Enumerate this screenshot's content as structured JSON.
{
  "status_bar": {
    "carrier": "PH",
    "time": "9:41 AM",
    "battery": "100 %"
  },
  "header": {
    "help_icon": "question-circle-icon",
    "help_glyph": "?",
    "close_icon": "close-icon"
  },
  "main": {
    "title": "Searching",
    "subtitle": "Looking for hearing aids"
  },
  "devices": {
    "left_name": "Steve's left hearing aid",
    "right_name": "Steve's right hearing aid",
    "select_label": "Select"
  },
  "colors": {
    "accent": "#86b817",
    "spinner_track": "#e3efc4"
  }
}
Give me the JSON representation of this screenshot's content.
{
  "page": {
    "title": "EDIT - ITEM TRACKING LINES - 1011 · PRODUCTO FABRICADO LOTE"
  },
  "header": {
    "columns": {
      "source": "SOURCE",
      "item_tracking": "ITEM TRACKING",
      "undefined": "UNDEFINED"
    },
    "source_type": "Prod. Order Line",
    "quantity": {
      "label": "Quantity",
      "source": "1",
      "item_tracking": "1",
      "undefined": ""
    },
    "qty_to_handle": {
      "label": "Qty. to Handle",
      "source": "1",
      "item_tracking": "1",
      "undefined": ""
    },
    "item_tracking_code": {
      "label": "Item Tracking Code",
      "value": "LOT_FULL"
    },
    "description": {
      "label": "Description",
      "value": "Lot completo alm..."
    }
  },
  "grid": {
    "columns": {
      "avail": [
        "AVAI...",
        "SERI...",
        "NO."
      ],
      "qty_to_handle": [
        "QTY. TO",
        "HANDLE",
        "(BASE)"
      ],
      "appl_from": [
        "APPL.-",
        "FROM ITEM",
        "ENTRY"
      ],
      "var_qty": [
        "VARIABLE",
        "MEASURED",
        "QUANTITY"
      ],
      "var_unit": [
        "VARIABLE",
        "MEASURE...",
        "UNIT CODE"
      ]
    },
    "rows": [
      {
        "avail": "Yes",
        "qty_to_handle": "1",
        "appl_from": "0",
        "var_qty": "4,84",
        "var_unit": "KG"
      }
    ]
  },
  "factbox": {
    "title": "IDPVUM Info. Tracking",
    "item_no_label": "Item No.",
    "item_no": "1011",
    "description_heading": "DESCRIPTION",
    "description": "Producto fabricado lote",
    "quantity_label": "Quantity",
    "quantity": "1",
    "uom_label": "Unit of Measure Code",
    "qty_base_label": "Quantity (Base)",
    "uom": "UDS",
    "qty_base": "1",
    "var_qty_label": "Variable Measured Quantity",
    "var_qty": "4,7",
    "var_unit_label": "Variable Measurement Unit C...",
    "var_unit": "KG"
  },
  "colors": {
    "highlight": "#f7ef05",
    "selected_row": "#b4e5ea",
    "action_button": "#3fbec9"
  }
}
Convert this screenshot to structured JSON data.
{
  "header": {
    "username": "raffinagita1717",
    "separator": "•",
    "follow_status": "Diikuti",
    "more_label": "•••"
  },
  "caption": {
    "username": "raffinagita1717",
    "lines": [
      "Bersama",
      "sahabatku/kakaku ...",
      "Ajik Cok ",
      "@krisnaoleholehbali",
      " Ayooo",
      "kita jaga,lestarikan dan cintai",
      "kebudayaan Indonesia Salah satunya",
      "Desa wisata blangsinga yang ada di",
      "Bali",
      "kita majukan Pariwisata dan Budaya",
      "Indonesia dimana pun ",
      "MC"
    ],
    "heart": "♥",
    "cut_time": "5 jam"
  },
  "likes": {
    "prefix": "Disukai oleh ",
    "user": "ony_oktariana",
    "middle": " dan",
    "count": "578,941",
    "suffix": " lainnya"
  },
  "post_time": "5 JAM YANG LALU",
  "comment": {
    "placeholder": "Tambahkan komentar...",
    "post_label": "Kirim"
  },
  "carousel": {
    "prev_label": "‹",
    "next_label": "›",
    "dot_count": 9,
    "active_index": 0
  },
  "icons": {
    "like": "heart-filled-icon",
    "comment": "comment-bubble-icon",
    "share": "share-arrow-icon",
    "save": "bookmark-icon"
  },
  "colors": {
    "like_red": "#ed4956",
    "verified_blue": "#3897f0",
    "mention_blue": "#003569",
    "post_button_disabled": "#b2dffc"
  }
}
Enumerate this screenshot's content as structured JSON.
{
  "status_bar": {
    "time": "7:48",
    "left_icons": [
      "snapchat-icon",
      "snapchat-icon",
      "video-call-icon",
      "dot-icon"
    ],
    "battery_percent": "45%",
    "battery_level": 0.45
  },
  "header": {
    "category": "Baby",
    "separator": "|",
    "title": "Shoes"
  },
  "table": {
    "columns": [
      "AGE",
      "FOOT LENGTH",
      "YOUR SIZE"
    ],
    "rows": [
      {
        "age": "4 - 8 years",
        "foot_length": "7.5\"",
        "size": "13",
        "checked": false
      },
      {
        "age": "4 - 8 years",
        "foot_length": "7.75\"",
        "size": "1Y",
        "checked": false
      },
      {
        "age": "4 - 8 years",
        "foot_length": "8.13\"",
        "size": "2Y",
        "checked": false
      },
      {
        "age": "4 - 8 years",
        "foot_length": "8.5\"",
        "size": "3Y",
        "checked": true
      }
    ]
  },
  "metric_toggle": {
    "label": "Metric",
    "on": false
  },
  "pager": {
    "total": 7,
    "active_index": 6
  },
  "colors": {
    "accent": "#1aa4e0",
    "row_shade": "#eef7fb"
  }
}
^^^^^^^^^^^^^^^^
• **STATED EXERCISE**:
Write out every entry above, word for word.

• **RESPONSE BELOW**:
Enumerate this screenshot's content as structured JSON.
{
  "status_bar": {
    "carrier": "PH",
    "time": "9:41 AM",
    "battery": "100 %"
  },
  "header": {
    "help_icon": "question-circle-icon",
    "help_glyph": "?",
    "close_icon": "close-icon"
  },
  "main": {
    "title": "Searching",
    "subtitle": "Looking for hearing aids"
  },
  "devices": {
    "left_name": "Steve's left hearing aid",
    "right_name": "Steve's right hearing aid",
    "select_label": "Select"
  },
  "colors": {
    "accent": "#86b817",
    "spinner_track": "#e3efc4"
  }
}
Give me the JSON representation of this screenshot's content.
{
  "page": {
    "title": "EDIT - ITEM TRACKING LINES - 1011 · PRODUCTO FABRICADO LOTE"
  },
  "header": {
    "columns": {
      "source": "SOURCE",
      "item_tracking": "ITEM TRACKING",
      "undefined": "UNDEFINED"
    },
    "source_type": "Prod. Order Line",
    "quantity": {
      "label": "Quantity",
      "source": "1",
      "item_tracking": "1",
      "undefined": ""
    },
    "qty_to_handle": {
      "label": "Qty. to Handle",
      "source": "1",
      "item_tracking": "1",
      "undefined": ""
    },
    "item_tracking_code": {
      "label": "Item Tracking Code",
      "value": "LOT_FULL"
    },
    "description": {
      "label": "Description",
      "value": "Lot completo alm..."
    }
  },
  "grid": {
    "columns": {
      "avail": [
        "AVAI...",
        "SERI...",
        "NO."
      ],
      "qty_to_handle": [
        "QTY. TO",
        "HANDLE",
        "(BASE)"
      ],
      "appl_from": [
        "APPL.-",
        "FROM ITEM",
        "ENTRY"
      ],
      "var_qty": [
        "VARIABLE",
        "MEASURED",
        "QUANTITY"
      ],
      "var_unit": [
        "VARIABLE",
        "MEASURE...",
        "UNIT CODE"
      ]
    },
    "rows": [
      {
        "avail": "Yes",
        "qty_to_handle": "1",
        "appl_from": "0",
        "var_qty": "4,84",
        "var_unit": "KG"
      }
    ]
  },
  "factbox": {
    "title": "IDPVUM Info. Tracking",
    "item_no_label": "Item No.",
    "item_no": "1011",
    "description_heading": "DESCRIPTION",
    "description": "Producto fabricado lote",
    "quantity_label": "Quantity",
    "quantity": "1",
    "uom_label": "Unit of Measure Code",
    "qty_base_label": "Quantity (Base)",
    "uom": "UDS",
    "qty_base": "1",
    "var_qty_label": "Variable Measured Quantity",
    "var_qty": "4,7",
    "var_unit_label": "Variable Measurement Unit C...",
    "var_unit": "KG"
  },
  "colors": {
    "highlight": "#f7ef05",
    "selected_row": "#b4e5ea",
    "action_button": "#3fbec9"
  }
}
Convert this screenshot to structured JSON data.
{
  "header": {
    "username": "raffinagita1717",
    "separator": "•",
    "follow_status": "Diikuti",
    "more_label": "•••"
  },
  "caption": {
    "username": "raffinagita1717",
    "lines": [
      "Bersama",
      "sahabatku/kakaku ...",
      "Ajik Cok ",
      "@krisnaoleholehbali",
      " Ayooo",
      "kita jaga,lestarikan dan cintai",
      "kebudayaan Indonesia Salah satunya",
      "Desa wisata blangsinga yang ada di",
      "Bali",
      "kita majukan Pariwisata dan Budaya",
      "Indonesia dimana pun ",
      "MC"
    ],
    "heart": "♥",
    "cut_time": "5 jam"
  },
  "likes": {
    "prefix": "Disukai oleh ",
    "user": "ony_oktariana",
    "middle": " dan",
    "count": "578,941",
    "suffix": " lainnya"
  },
  "post_time": "5 JAM YANG LALU",
  "comment": {
    "placeholder": "Tambahkan komentar...",
    "post_label": "Kirim"
  },
  "carousel": {
    "prev_label": "‹",
    "next_label": "›",
    "dot_count": 9,
    "active_index": 0
  },
  "icons": {
    "like": "heart-filled-icon",
    "comment": "comment-bubble-icon",
    "share": "share-arrow-icon",
    "save": "bookmark-icon"
  },
  "colors": {
    "like_red": "#ed4956",
    "verified_blue": "#3897f0",
    "mention_blue": "#003569",
    "post_button_disabled": "#b2dffc"
  }
}
Enumerate this screenshot's content as structured JSON.
{
  "status_bar": {
    "time": "7:48",
    "left_icons": [
      "snapchat-icon",
      "snapchat-icon",
      "video-call-icon",
      "dot-icon"
    ],
    "battery_percent": "45%",
    "battery_level": 0.45
  },
  "header": {
    "category": "Baby",
    "separator": "|",
    "title": "Shoes"
  },
  "table": {
    "columns": [
      "AGE",
      "FOOT LENGTH",
      "YOUR SIZE"
    ],
    "rows": [
      {
        "age": "4 - 8 years",
        "foot_length": "7.5\"",
        "size": "13",
        "checked": false
      },
      {
        "age": "4 - 8 years",
        "foot_length": "7.75\"",
        "size": "1Y",
        "checked": false
      },
      {
        "age": "4 - 8 years",
        "foot_length": "8.13\"",
        "size": "2Y",
        "checked": false
      },
      {
        "age": "4 - 8 years",
        "foot_length": "8.5\"",
        "size": "3Y",
        "checked": true
      }
    ]
  },
  "metric_toggle": {
    "label": "Metric",
    "on": false
  },
  "pager": {
    "total": 7,
    "active_index": 6
  },
  "colors": {
    "accent": "#1aa4e0",
    "row_shade": "#eef7fb"
  }
}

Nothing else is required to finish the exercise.